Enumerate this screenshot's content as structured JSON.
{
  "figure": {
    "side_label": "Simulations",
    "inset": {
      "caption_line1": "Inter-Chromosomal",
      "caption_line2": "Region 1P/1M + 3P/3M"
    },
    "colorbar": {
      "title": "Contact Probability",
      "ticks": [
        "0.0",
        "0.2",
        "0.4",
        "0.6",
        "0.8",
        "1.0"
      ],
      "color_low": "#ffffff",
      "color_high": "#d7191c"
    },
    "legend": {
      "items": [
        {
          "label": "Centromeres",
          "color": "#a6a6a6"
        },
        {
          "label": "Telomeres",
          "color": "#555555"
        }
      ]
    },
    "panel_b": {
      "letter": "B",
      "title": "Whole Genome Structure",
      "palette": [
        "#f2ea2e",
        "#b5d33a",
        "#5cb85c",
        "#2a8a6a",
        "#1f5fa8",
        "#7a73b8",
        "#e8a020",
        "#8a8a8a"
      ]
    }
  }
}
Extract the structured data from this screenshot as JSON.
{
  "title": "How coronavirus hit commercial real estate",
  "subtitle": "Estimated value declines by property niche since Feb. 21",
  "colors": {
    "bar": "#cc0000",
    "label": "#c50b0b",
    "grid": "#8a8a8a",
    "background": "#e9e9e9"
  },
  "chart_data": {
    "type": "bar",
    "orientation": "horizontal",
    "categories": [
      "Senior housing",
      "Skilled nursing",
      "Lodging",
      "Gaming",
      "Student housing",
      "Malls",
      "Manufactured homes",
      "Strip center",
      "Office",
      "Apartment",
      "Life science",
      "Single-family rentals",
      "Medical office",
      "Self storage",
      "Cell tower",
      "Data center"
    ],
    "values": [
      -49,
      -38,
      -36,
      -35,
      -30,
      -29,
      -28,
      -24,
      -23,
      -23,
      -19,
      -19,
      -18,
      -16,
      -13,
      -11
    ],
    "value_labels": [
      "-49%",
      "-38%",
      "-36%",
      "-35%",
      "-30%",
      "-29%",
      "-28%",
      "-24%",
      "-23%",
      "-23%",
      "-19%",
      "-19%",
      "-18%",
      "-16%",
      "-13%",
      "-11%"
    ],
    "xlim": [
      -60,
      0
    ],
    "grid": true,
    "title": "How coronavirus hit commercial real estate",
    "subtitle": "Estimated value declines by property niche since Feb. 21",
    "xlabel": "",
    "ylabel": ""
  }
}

- _EXERCISE BRIEF_: Retype each entry exactly, leaving none of them out.

- _YOUR RESPONSE_:
Enumerate this screenshot's content as structured JSON.
{
  "figure": {
    "side_label": "Simulations",
    "inset": {
      "caption_line1": "Inter-Chromosomal",
      "caption_line2": "Region 1P/1M + 3P/3M"
    },
    "colorbar": {
      "title": "Contact Probability",
      "ticks": [
        "0.0",
        "0.2",
        "0.4",
        "0.6",
        "0.8",
        "1.0"
      ],
      "color_low": "#ffffff",
      "color_high": "#d7191c"
    },
    "legend": {
      "items": [
        {
          "label": "Centromeres",
          "color": "#a6a6a6"
        },
        {
          "label": "Telomeres",
          "color": "#555555"
        }
      ]
    },
    "panel_b": {
      "letter": "B",
      "title": "Whole Genome Structure",
      "palette": [
        "#f2ea2e",
        "#b5d33a",
        "#5cb85c",
        "#2a8a6a",
        "#1f5fa8",
        "#7a73b8",
        "#e8a020",
        "#8a8a8a"
      ]
    }
  }
}
Extract the structured data from this screenshot as JSON.
{
  "title": "How coronavirus hit commercial real estate",
  "subtitle": "Estimated value declines by property niche since Feb. 21",
  "colors": {
    "bar": "#cc0000",
    "label": "#c50b0b",
    "grid": "#8a8a8a",
    "background": "#e9e9e9"
  },
  "chart_data": {
    "type": "bar",
    "orientation": "horizontal",
    "categories": [
      "Senior housing",
      "Skilled nursing",
      "Lodging",
      "Gaming",
      "Student housing",
      "Malls",
      "Manufactured homes",
      "Strip center",
      "Office",
      "Apartment",
      "Life science",
      "Single-family rentals",
      "Medical office",
      "Self storage",
      "Cell tower",
      "Data center"
    ],
    "values": [
      -49,
      -38,
      -36,
      -35,
      -30,
      -29,
      -28,
      -24,
      -23,
      -23,
      -19,
      -19,
      -18,
      -16,
      -13,
      -11
    ],
    "value_labels": [
      "-49%",
      "-38%",
      "-36%",
      "-35%",
      "-30%",
      "-29%",
      "-28%",
      "-24%",
      "-23%",
      "-23%",
      "-19%",
      "-19%",
      "-18%",
      "-16%",
      "-13%",
      "-11%"
    ],
    "xlim": [
      -60,
      0
    ],
    "grid": true,
    "title": "How coronavirus hit commercial real estate",
    "subtitle": "Estimated value declines by property niche since Feb. 21",
    "xlabel": "",
    "ylabel": ""
  }
}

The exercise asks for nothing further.